Requirements ▸
Extract every line that contains the word "当月同比".

Dataset content ▸
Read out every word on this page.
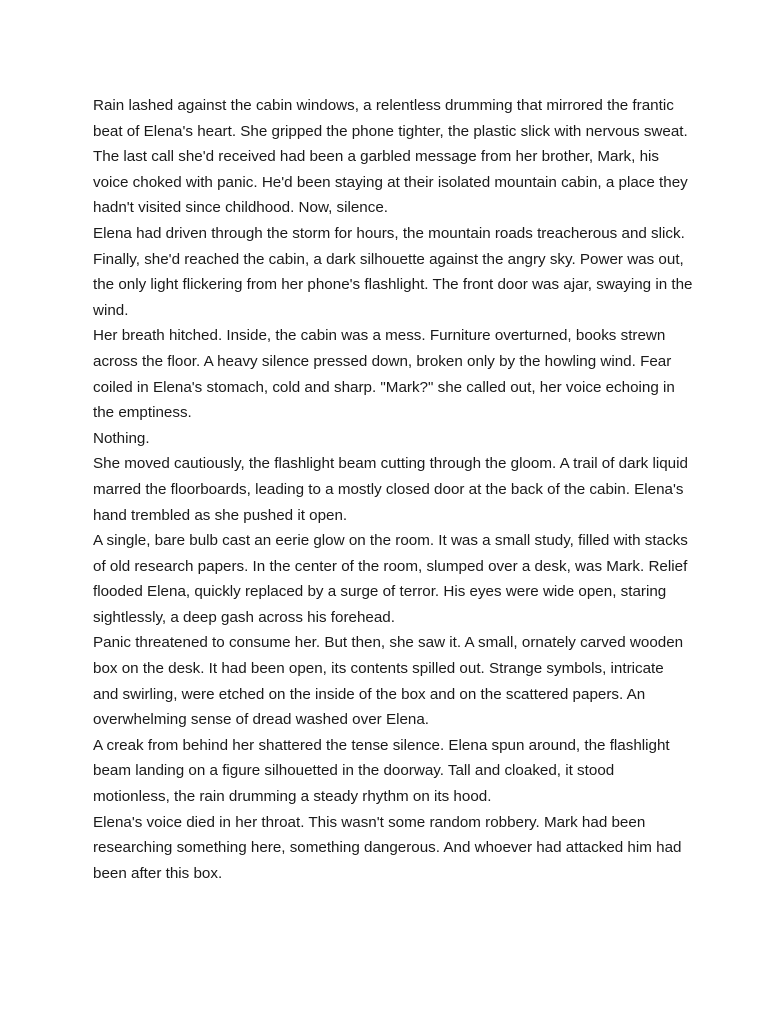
Rain lashed against the cabin windows, a relentless drumming that mirrored the frantic beat of Elena's heart. She gripped the phone tighter, the plastic slick with nervous sweat. The last call she'd received had been a garbled message from her brother, Mark, his voice choked with panic. He'd been staying at their isolated mountain cabin, a place they hadn't visited since childhood. Now, silence.

Elena had driven through the storm for hours, the mountain roads treacherous and slick. Finally, she'd reached the cabin, a dark silhouette against the angry sky. Power was out, the only light flickering from her phone's flashlight. The front door was ajar, swaying in the wind.

Her breath hitched. Inside, the cabin was a mess. Furniture overturned, books strewn across the floor. A heavy silence pressed down, broken only by the howling wind. Fear coiled in Elena's stomach, cold and sharp. "Mark?" she called out, her voice echoing in the emptiness.

Nothing.

She moved cautiously, the flashlight beam cutting through the gloom. A trail of dark liquid marred the floorboards, leading to a mostly closed door at the back of the cabin. Elena's hand trembled as she pushed it open.

A single, bare bulb cast an eerie glow on the room. It was a small study, filled with stacks of old research papers. In the center of the room, slumped over a desk, was Mark. Relief flooded Elena, quickly replaced by a surge of terror. His eyes were wide open, staring sightlessly, a deep gash across his forehead.

Panic threatened to consume her. But then, she saw it. A small, ornately carved wooden box on the desk. It had been open, its contents spilled out. Strange symbols, intricate and swirling, were etched on the inside of the box and on the scattered papers. An overwhelming sense of dread washed over Elena.

A creak from behind her shattered the tense silence. Elena spun around, the flashlight beam landing on a figure silhouetted in the doorway. Tall and cloaked, it stood motionless, the rain drumming a steady rhythm on its hood.

Elena's voice died in her throat. This wasn't some random robbery. Mark had been researching something here, something dangerous. And whoever had attacked him had been after this box.
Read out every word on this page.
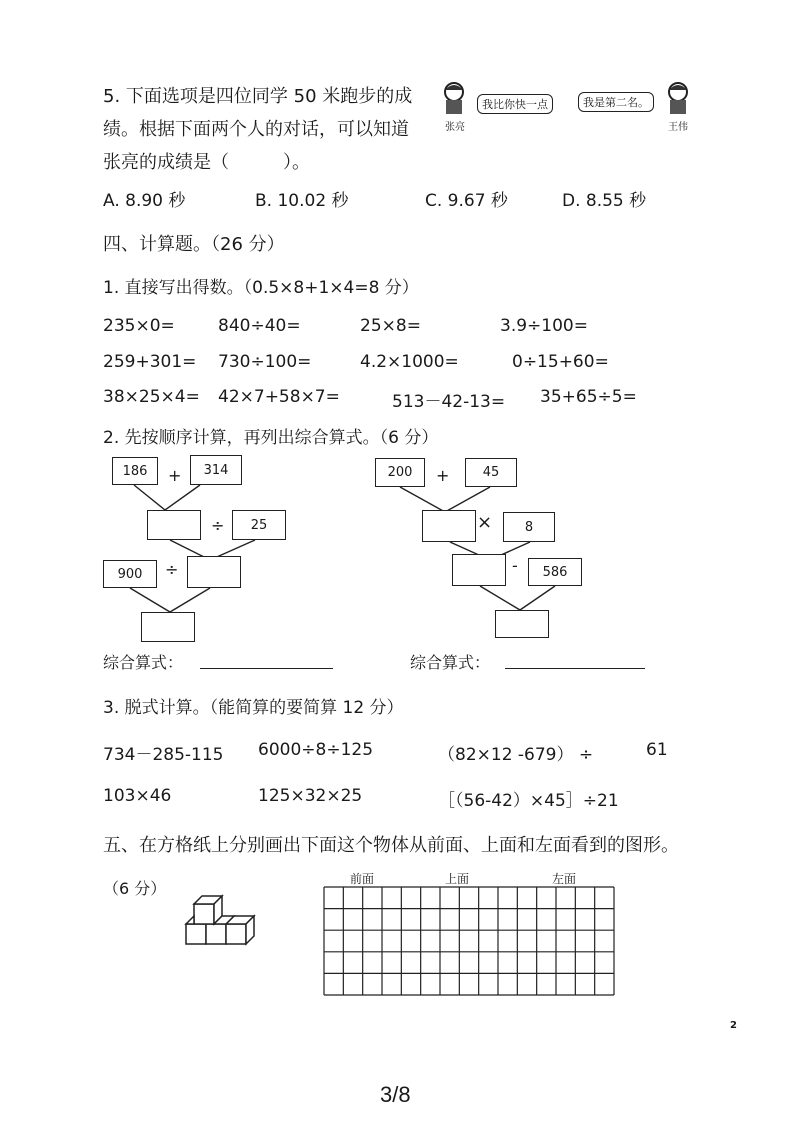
5. 下面选项是四位同学 50 米跑步的成
绩。根据下面两个人的对话，可以知道
张亮的成绩是（　　　）。
我比你快一点
张亮
我是第二名。
王伟
A. 8.90 秒	B. 10.02 秒	C. 9.67 秒	D. 8.55 秒
四、计算题。（26 分）
1. 直接写出得数。（0.5×8+1×4=8 分）
235×0=	840÷40=	25×8=	3.9÷100=
259+301= 730÷100=	4.2×1000=	0÷15+60=
38×25×4= 42×7+58×7=	513－42-13= 35+65÷5=
2. 先按顺序计算，再列出综合算式。（6 分）
186	+	314
÷	25
900	÷
综合算式：
200	+	45
×	8
-	586
综合算式：
3. 脱式计算。（能简算的要简算 12 分）
734－285-115 6000÷8÷125	（82×12 -679） ÷	61
103×46	125×32×25	［（56-42）×45］÷21
五、在方格纸上分别画出下面这个物体从前面、上面和左面看到的图形。
（6 分）	前面	上面	左面
2
3/8
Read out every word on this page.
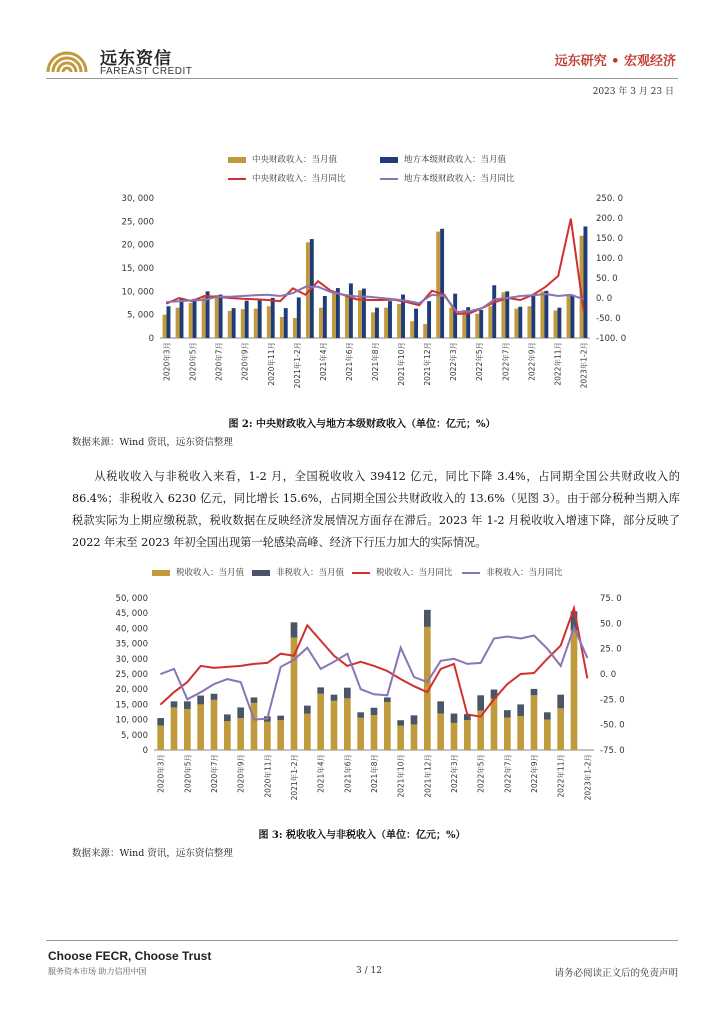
远东资信
FAREAST CREDIT
远东研究 • 宏观经济
2023 年 3 月 23 日
中央财政收入：当月值	地方本级财政收入：当月值
中央财政收入：当月同比	地方本级财政收入：当月同比
0
5, 000
10, 000
15, 000
20, 000
25, 000
30, 000
-100. 0
-50. 0
0. 0
50. 0
100. 0
150. 0
200. 0
250. 0
2020年3月 2020年5月 2020年7月 2020年9月 2020年11月 2021年1-2月 2021年4月 2021年6月 2021年8月 2021年10月 2021年12月 2022年3月 2022年5月 2022年7月 2022年9月 2022年11月 2023年1-2月
图 2: 中央财政收入与地方本级财政收入（单位：亿元；%）
数据来源：Wind 资讯，远东资信整理
从税收收入与非税收入来看，1-2 月，全国税收收入 39412 亿元，同比下降 3.4%，占同期全国公共财政收入的 86.4%；非税收入 6230 亿元，同比增长 15.6%，占同期全国公共财政收入的 13.6%（见图 3）。由于部分税种当期入库税款实际为上期应缴税款，税收数据在反映经济发展情况方面存在滞后。2023 年 1-2 月税收收入增速下降，部分反映了 2022 年末至 2023 年初全国出现第一轮感染高峰、经济下行压力加大的实际情况。
税收收入：当月值	非税收入：当月值	税收收入：当月同比	非税收入：当月同比
0
5, 000
10, 000
15, 000
20, 000
25, 000
30, 000
35, 000
40, 000
45, 000
50, 000
-75. 0
-50. 0
-25. 0
0. 0
25. 0
50. 0
75. 0
2020年3月 2020年5月 2020年7月 2020年9月 2020年11月 2021年1-2月 2021年4月 2021年6月 2021年8月 2021年10月 2021年12月 2022年3月 2022年5月 2022年7月 2022年9月 2022年11月 2023年1-2月
图 3: 税收收入与非税收入（单位：亿元；%）
数据来源：Wind 资讯，远东资信整理
Choose FECR, Choose Trust
服务资本市场 助力信用中国	3 / 12	请务必阅读正文后的免责声明
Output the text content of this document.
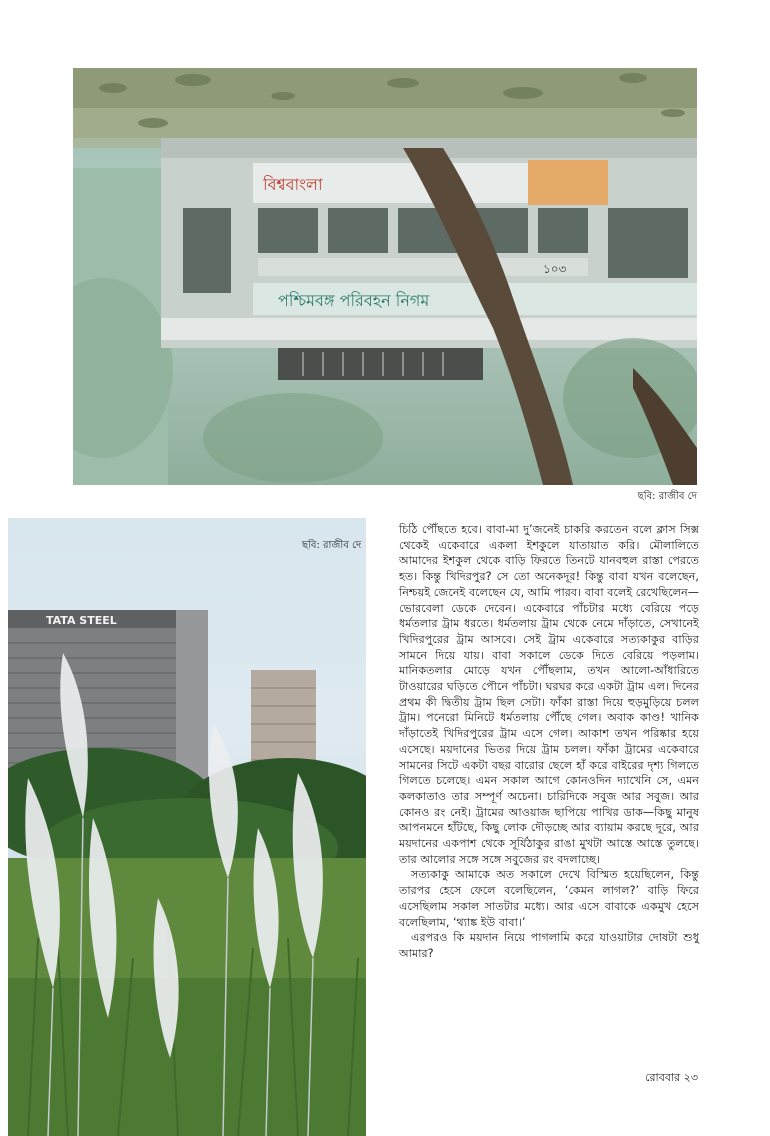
বিশ্ববাংলা
১০৩
পশ্চিমবঙ্গ পরিবহন নিগম
ছবি: রাজীব দে
TATA STEEL
ছবি: রাজীব দে

চিঠি পৌঁছতে হবে। বাবা-মা দু’জনেই চাকরি করতেন বলে ক্লাস সিক্স থেকেই একেবারে একলা ইশকুলে যাতায়াত করি। মৌলালিতে আমাদের ইশকুল থেকে বাড়ি ফিরতে তিনটে যানবহুল রাস্তা পেরতে হত। কিন্তু খিদিরপুর? সে তো অনেকদূর! কিন্তু বাবা যখন বলেছেন, নিশ্চয়ই জেনেই বলেছেন যে, আমি পারব। বাবা বলেই রেখেছিলেন—ভোরবেলা ডেকে দেবেন। একেবারে পাঁচটার মধ্যে বেরিয়ে পড়ে ধর্মতলার ট্রাম ধরতে। ধর্মতলায় ট্রাম থেকে নেমে দাঁড়াতে, সেখানেই খিদিরপুরের ট্রাম আসবে। সেই ট্রাম একেবারে সত্যকাকুর বাড়ির সামনে দিয়ে যায়। বাবা সকালে ডেকে দিতে বেরিয়ে পড়লাম। মানিকতলার মোড়ে যখন পৌঁছলাম, তখন আলো-আঁধারিতে টাওয়ারের ঘড়িতে পৌনে পাঁচটা। ঘরঘর করে একটা ট্রাম এল। দিনের প্রথম কী দ্বিতীয় ট্রাম ছিল সেটা। ফাঁকা রাস্তা দিয়ে হুড়মুড়িয়ে চলল ট্রাম। পনেরো মিনিটে ধর্মতলায় পৌঁছে গেল। অবাক কাণ্ড! খানিক দাঁড়াতেই খিদিরপুরের ট্রাম এসে গেল। আকাশ তখন পরিষ্কার হয়ে এসেছে। ময়দানের ভিতর দিয়ে ট্রাম চলল। ফাঁকা ট্রামের একেবারে সামনের সিটে একটা বছর বারোর ছেলে হাঁ করে বাইরের দৃশ্য গিলতে গিলতে চলেছে। এমন সকাল আগে কোনওদিন দ্যাখেনি সে, এমন কলকাতাও তার সম্পূর্ণ অচেনা। চারিদিকে সবুজ আর সবুজ। আর কোনও রং নেই। ট্রামের আওয়াজ ছাপিয়ে পাখির ডাক—কিছু মানুষ আপনমনে হাঁটছে, কিছু লোক দৌড়চ্ছে আর ব্যায়াম করছে দূরে, আর ময়দানের একপাশ থেকে সূর্যিঠাকুর রাঙা মুখটা আস্তে আস্তে তুলছে। তার আলোর সঙ্গে সঙ্গে সবুজের রং বদলাচ্ছে।

সত্যকাকু আমাকে অত সকালে দেখে বিস্মিত হয়েছিলেন, কিন্তু তারপর হেসে ফেলে বলেছিলেন, ‘কেমন লাগল?’ বাড়ি ফিরে এসেছিলাম সকাল সাতটার মধ্যে। আর এসে বাবাকে একমুখ হেসে বলেছিলাম, ‘থ্যাঙ্ক ইউ বাবা।’

এরপরও কি ময়দান নিয়ে পাগলামি করে যাওয়াটার দোষটা শুধু আমার?

রোববার ২৩
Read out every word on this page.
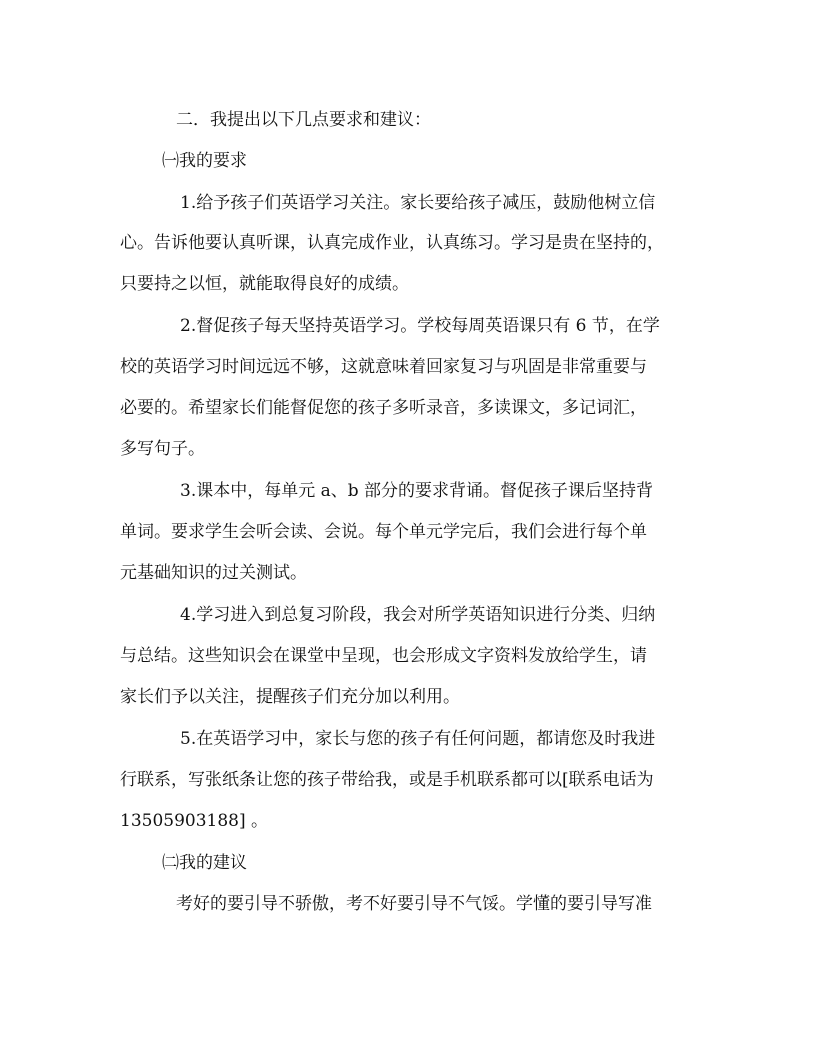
二．我提出以下几点要求和建议：

㈠我的要求

1.给予孩子们英语学习关注。家长要给孩子减压，鼓励他树立信

心。告诉他要认真听课，认真完成作业，认真练习。学习是贵在坚持的，

只要持之以恒，就能取得良好的成绩。

2.督促孩子每天坚持英语学习。学校每周英语课只有 6 节，在学

校的英语学习时间远远不够，这就意味着回家复习与巩固是非常重要与

必要的。希望家长们能督促您的孩子多听录音，多读课文，多记词汇，

多写句子。

3.课本中，每单元 a、b 部分的要求背诵。督促孩子课后坚持背

单词。要求学生会听会读、会说。每个单元学完后，我们会进行每个单

元基础知识的过关测试。

4.学习进入到总复习阶段，我会对所学英语知识进行分类、归纳

与总结。这些知识会在课堂中呈现，也会形成文字资料发放给学生，请

家长们予以关注，提醒孩子们充分加以利用。

5.在英语学习中，家长与您的孩子有任何问题，都请您及时我进

行联系，写张纸条让您的孩子带给我，或是手机联系都可以[联系电话为

13505903188] 。

㈡我的建议

考好的要引导不骄傲，考不好要引导不气馁。学懂的要引导写准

Output of the task ▸
中央财政收入：当月同比	地方本级财政收入：当月同比
税收收入：当月值	非税收入：当月值	税收收入：当月同比	非税收入：当月同比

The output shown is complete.